# DATA FOR PROCESSING start

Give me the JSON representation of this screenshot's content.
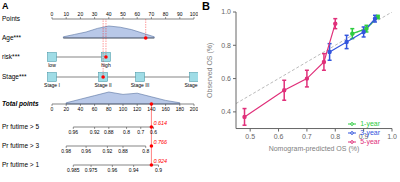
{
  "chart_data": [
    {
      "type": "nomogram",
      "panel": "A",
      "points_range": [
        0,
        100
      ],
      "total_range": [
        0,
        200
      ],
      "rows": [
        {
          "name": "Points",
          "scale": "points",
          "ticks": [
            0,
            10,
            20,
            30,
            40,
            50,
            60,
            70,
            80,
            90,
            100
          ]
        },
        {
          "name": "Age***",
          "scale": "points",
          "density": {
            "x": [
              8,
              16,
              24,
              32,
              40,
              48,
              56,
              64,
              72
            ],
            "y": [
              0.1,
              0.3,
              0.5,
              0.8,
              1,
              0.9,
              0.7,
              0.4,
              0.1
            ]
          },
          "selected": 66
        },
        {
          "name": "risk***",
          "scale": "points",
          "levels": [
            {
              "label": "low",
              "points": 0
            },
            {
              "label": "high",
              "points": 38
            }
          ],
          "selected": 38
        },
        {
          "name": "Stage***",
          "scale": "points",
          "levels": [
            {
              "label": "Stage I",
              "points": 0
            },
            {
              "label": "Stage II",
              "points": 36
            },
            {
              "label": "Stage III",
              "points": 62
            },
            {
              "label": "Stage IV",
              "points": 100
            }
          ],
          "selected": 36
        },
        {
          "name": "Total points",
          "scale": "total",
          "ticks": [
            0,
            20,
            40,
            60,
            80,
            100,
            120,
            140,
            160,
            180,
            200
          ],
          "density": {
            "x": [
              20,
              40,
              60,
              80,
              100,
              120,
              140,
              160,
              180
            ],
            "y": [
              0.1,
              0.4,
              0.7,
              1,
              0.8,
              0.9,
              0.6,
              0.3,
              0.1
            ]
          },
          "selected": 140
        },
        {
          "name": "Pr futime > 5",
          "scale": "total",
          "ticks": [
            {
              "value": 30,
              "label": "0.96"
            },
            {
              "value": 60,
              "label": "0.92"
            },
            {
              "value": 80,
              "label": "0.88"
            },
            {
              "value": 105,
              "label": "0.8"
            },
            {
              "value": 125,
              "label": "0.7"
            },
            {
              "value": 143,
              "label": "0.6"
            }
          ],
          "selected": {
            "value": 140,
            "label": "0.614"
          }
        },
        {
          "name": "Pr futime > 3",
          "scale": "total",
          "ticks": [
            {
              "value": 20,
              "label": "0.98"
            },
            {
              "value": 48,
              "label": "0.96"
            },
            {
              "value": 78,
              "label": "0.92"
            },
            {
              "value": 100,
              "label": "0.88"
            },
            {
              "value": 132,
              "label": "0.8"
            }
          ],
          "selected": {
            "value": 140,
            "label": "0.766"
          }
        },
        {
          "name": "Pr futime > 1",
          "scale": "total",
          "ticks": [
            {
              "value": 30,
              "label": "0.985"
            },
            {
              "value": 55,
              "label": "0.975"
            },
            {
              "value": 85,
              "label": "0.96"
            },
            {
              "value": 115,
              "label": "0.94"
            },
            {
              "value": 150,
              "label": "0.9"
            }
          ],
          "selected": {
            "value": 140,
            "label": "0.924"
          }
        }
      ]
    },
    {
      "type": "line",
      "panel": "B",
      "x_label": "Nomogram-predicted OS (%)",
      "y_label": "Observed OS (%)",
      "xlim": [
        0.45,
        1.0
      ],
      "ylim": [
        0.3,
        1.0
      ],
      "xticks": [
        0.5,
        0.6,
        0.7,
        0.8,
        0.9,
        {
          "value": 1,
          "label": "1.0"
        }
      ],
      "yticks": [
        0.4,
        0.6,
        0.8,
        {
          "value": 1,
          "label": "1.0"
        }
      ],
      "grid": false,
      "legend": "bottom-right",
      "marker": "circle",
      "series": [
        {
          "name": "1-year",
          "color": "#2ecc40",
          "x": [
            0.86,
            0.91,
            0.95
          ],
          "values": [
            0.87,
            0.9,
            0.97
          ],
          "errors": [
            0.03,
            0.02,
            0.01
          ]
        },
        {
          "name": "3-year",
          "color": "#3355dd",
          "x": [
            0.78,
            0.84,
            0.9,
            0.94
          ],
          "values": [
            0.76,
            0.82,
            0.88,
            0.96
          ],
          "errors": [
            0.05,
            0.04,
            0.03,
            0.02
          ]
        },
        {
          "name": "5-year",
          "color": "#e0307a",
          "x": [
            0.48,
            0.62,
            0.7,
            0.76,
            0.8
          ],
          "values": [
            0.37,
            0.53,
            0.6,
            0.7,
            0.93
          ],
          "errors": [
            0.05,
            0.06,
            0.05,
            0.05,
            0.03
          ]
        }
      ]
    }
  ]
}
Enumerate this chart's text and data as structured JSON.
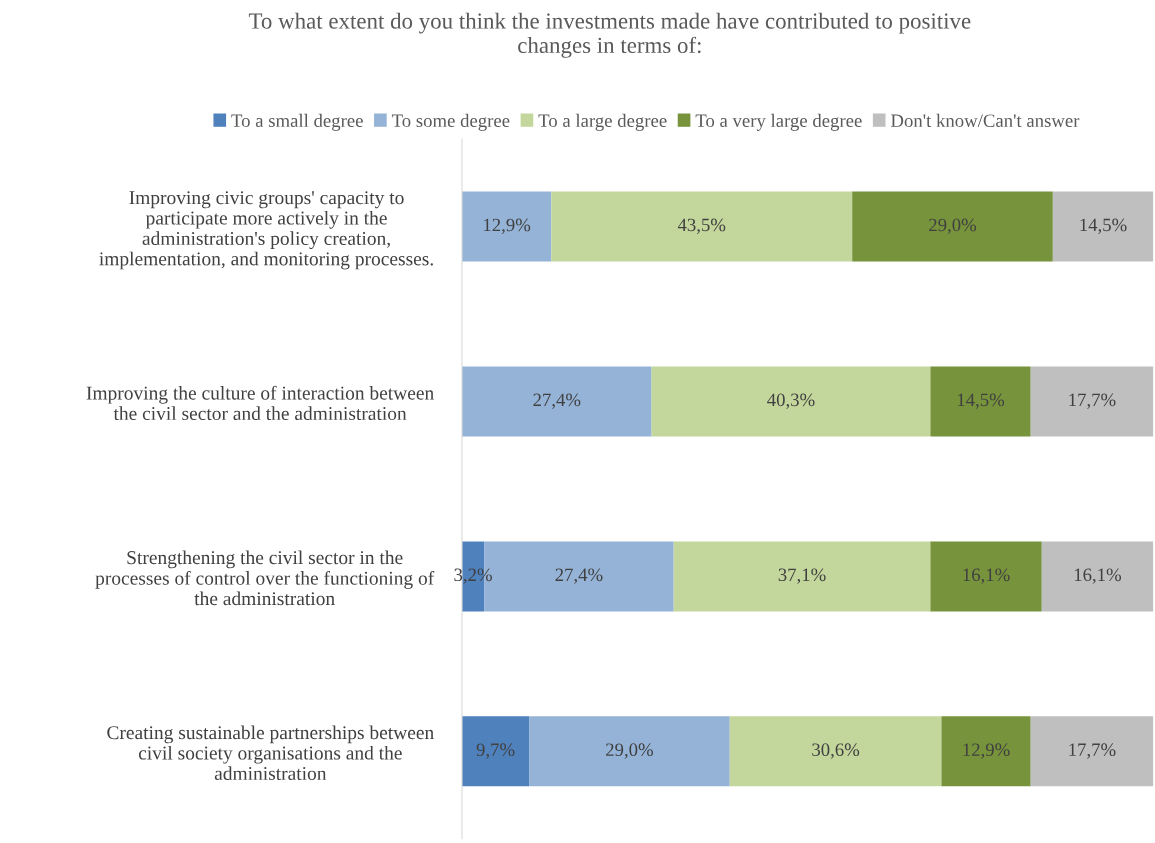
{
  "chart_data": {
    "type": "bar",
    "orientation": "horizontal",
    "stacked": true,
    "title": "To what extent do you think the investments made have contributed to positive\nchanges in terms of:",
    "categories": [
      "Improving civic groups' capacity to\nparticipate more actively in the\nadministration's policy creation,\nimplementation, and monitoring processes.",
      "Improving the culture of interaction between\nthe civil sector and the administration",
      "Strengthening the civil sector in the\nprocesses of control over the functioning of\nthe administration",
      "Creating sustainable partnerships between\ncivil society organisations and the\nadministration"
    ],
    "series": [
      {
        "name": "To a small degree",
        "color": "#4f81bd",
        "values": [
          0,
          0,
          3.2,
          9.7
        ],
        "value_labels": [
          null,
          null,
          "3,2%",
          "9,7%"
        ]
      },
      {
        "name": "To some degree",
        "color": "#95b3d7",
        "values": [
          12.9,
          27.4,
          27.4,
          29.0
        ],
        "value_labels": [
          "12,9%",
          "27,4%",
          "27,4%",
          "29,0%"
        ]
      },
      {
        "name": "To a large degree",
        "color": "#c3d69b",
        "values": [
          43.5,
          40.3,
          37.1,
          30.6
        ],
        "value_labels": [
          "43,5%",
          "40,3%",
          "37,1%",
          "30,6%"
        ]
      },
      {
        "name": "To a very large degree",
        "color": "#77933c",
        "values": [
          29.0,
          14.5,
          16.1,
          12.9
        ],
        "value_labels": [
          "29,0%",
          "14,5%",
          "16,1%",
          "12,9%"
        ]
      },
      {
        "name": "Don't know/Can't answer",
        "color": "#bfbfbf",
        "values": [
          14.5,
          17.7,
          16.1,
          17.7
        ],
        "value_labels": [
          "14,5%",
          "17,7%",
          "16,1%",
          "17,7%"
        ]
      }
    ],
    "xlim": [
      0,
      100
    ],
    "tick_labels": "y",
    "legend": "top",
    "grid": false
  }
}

# DATA FOR PROCESSING end

**EXERCISE TASK:**
Search the lines for the string "color" and copy every line that has it.

**RESULT OF THIS EXERCISE:**
          "color": "#2ecc40",
          "color": "#3355dd",
          "color": "#e0307a",
        "color": "#4f81bd",
        "color": "#95b3d7",
        "color": "#c3d69b",
        "color": "#77933c",
        "color": "#bfbfbf",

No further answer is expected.